Lines that contain "ffffff" are to be counted; give only their number.

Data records
━━━━━━━━━━━━━━━━━━━━

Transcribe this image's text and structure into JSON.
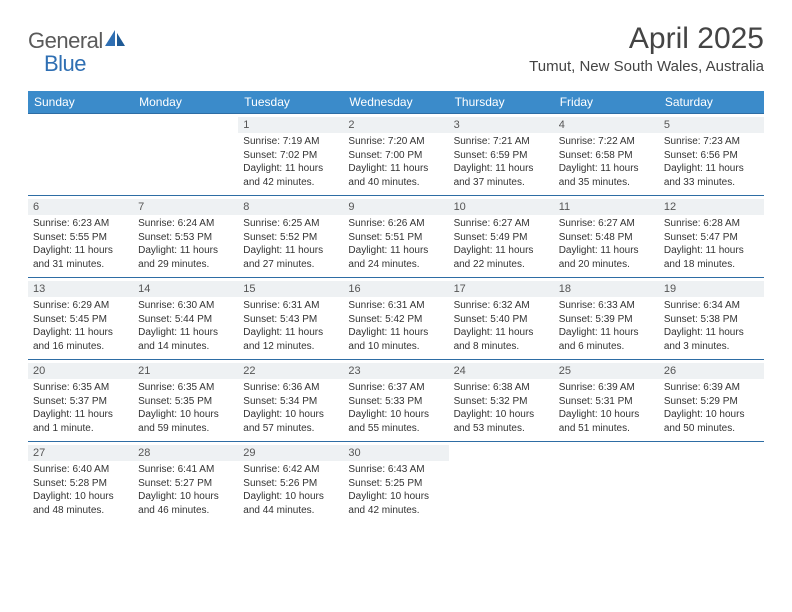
{
  "logo": {
    "part1": "General",
    "part2": "Blue"
  },
  "title": "April 2025",
  "location": "Tumut, New South Wales, Australia",
  "colors": {
    "header_bg": "#3b8bca",
    "header_text": "#ffffff",
    "row_border": "#2e6da4",
    "daynum_bg": "#eef1f3",
    "body_text": "#333333",
    "logo_grey": "#5a5a5a",
    "logo_blue": "#2f6fb3",
    "background": "#ffffff"
  },
  "typography": {
    "title_fontsize": 30,
    "location_fontsize": 15,
    "weekday_fontsize": 12,
    "daynum_fontsize": 11,
    "cell_fontsize": 10
  },
  "weekdays": [
    "Sunday",
    "Monday",
    "Tuesday",
    "Wednesday",
    "Thursday",
    "Friday",
    "Saturday"
  ],
  "weeks": [
    [
      {
        "day": "",
        "sunrise": "",
        "sunset": "",
        "daylight1": "",
        "daylight2": "",
        "empty": true
      },
      {
        "day": "",
        "sunrise": "",
        "sunset": "",
        "daylight1": "",
        "daylight2": "",
        "empty": true
      },
      {
        "day": "1",
        "sunrise": "Sunrise: 7:19 AM",
        "sunset": "Sunset: 7:02 PM",
        "daylight1": "Daylight: 11 hours",
        "daylight2": "and 42 minutes."
      },
      {
        "day": "2",
        "sunrise": "Sunrise: 7:20 AM",
        "sunset": "Sunset: 7:00 PM",
        "daylight1": "Daylight: 11 hours",
        "daylight2": "and 40 minutes."
      },
      {
        "day": "3",
        "sunrise": "Sunrise: 7:21 AM",
        "sunset": "Sunset: 6:59 PM",
        "daylight1": "Daylight: 11 hours",
        "daylight2": "and 37 minutes."
      },
      {
        "day": "4",
        "sunrise": "Sunrise: 7:22 AM",
        "sunset": "Sunset: 6:58 PM",
        "daylight1": "Daylight: 11 hours",
        "daylight2": "and 35 minutes."
      },
      {
        "day": "5",
        "sunrise": "Sunrise: 7:23 AM",
        "sunset": "Sunset: 6:56 PM",
        "daylight1": "Daylight: 11 hours",
        "daylight2": "and 33 minutes."
      }
    ],
    [
      {
        "day": "6",
        "sunrise": "Sunrise: 6:23 AM",
        "sunset": "Sunset: 5:55 PM",
        "daylight1": "Daylight: 11 hours",
        "daylight2": "and 31 minutes."
      },
      {
        "day": "7",
        "sunrise": "Sunrise: 6:24 AM",
        "sunset": "Sunset: 5:53 PM",
        "daylight1": "Daylight: 11 hours",
        "daylight2": "and 29 minutes."
      },
      {
        "day": "8",
        "sunrise": "Sunrise: 6:25 AM",
        "sunset": "Sunset: 5:52 PM",
        "daylight1": "Daylight: 11 hours",
        "daylight2": "and 27 minutes."
      },
      {
        "day": "9",
        "sunrise": "Sunrise: 6:26 AM",
        "sunset": "Sunset: 5:51 PM",
        "daylight1": "Daylight: 11 hours",
        "daylight2": "and 24 minutes."
      },
      {
        "day": "10",
        "sunrise": "Sunrise: 6:27 AM",
        "sunset": "Sunset: 5:49 PM",
        "daylight1": "Daylight: 11 hours",
        "daylight2": "and 22 minutes."
      },
      {
        "day": "11",
        "sunrise": "Sunrise: 6:27 AM",
        "sunset": "Sunset: 5:48 PM",
        "daylight1": "Daylight: 11 hours",
        "daylight2": "and 20 minutes."
      },
      {
        "day": "12",
        "sunrise": "Sunrise: 6:28 AM",
        "sunset": "Sunset: 5:47 PM",
        "daylight1": "Daylight: 11 hours",
        "daylight2": "and 18 minutes."
      }
    ],
    [
      {
        "day": "13",
        "sunrise": "Sunrise: 6:29 AM",
        "sunset": "Sunset: 5:45 PM",
        "daylight1": "Daylight: 11 hours",
        "daylight2": "and 16 minutes."
      },
      {
        "day": "14",
        "sunrise": "Sunrise: 6:30 AM",
        "sunset": "Sunset: 5:44 PM",
        "daylight1": "Daylight: 11 hours",
        "daylight2": "and 14 minutes."
      },
      {
        "day": "15",
        "sunrise": "Sunrise: 6:31 AM",
        "sunset": "Sunset: 5:43 PM",
        "daylight1": "Daylight: 11 hours",
        "daylight2": "and 12 minutes."
      },
      {
        "day": "16",
        "sunrise": "Sunrise: 6:31 AM",
        "sunset": "Sunset: 5:42 PM",
        "daylight1": "Daylight: 11 hours",
        "daylight2": "and 10 minutes."
      },
      {
        "day": "17",
        "sunrise": "Sunrise: 6:32 AM",
        "sunset": "Sunset: 5:40 PM",
        "daylight1": "Daylight: 11 hours",
        "daylight2": "and 8 minutes."
      },
      {
        "day": "18",
        "sunrise": "Sunrise: 6:33 AM",
        "sunset": "Sunset: 5:39 PM",
        "daylight1": "Daylight: 11 hours",
        "daylight2": "and 6 minutes."
      },
      {
        "day": "19",
        "sunrise": "Sunrise: 6:34 AM",
        "sunset": "Sunset: 5:38 PM",
        "daylight1": "Daylight: 11 hours",
        "daylight2": "and 3 minutes."
      }
    ],
    [
      {
        "day": "20",
        "sunrise": "Sunrise: 6:35 AM",
        "sunset": "Sunset: 5:37 PM",
        "daylight1": "Daylight: 11 hours",
        "daylight2": "and 1 minute."
      },
      {
        "day": "21",
        "sunrise": "Sunrise: 6:35 AM",
        "sunset": "Sunset: 5:35 PM",
        "daylight1": "Daylight: 10 hours",
        "daylight2": "and 59 minutes."
      },
      {
        "day": "22",
        "sunrise": "Sunrise: 6:36 AM",
        "sunset": "Sunset: 5:34 PM",
        "daylight1": "Daylight: 10 hours",
        "daylight2": "and 57 minutes."
      },
      {
        "day": "23",
        "sunrise": "Sunrise: 6:37 AM",
        "sunset": "Sunset: 5:33 PM",
        "daylight1": "Daylight: 10 hours",
        "daylight2": "and 55 minutes."
      },
      {
        "day": "24",
        "sunrise": "Sunrise: 6:38 AM",
        "sunset": "Sunset: 5:32 PM",
        "daylight1": "Daylight: 10 hours",
        "daylight2": "and 53 minutes."
      },
      {
        "day": "25",
        "sunrise": "Sunrise: 6:39 AM",
        "sunset": "Sunset: 5:31 PM",
        "daylight1": "Daylight: 10 hours",
        "daylight2": "and 51 minutes."
      },
      {
        "day": "26",
        "sunrise": "Sunrise: 6:39 AM",
        "sunset": "Sunset: 5:29 PM",
        "daylight1": "Daylight: 10 hours",
        "daylight2": "and 50 minutes."
      }
    ],
    [
      {
        "day": "27",
        "sunrise": "Sunrise: 6:40 AM",
        "sunset": "Sunset: 5:28 PM",
        "daylight1": "Daylight: 10 hours",
        "daylight2": "and 48 minutes."
      },
      {
        "day": "28",
        "sunrise": "Sunrise: 6:41 AM",
        "sunset": "Sunset: 5:27 PM",
        "daylight1": "Daylight: 10 hours",
        "daylight2": "and 46 minutes."
      },
      {
        "day": "29",
        "sunrise": "Sunrise: 6:42 AM",
        "sunset": "Sunset: 5:26 PM",
        "daylight1": "Daylight: 10 hours",
        "daylight2": "and 44 minutes."
      },
      {
        "day": "30",
        "sunrise": "Sunrise: 6:43 AM",
        "sunset": "Sunset: 5:25 PM",
        "daylight1": "Daylight: 10 hours",
        "daylight2": "and 42 minutes."
      },
      {
        "day": "",
        "sunrise": "",
        "sunset": "",
        "daylight1": "",
        "daylight2": "",
        "empty": true
      },
      {
        "day": "",
        "sunrise": "",
        "sunset": "",
        "daylight1": "",
        "daylight2": "",
        "empty": true
      },
      {
        "day": "",
        "sunrise": "",
        "sunset": "",
        "daylight1": "",
        "daylight2": "",
        "empty": true
      }
    ]
  ]
}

━━━━━━━━━━━━━━━━━━━━

- **TASK RESULT**
2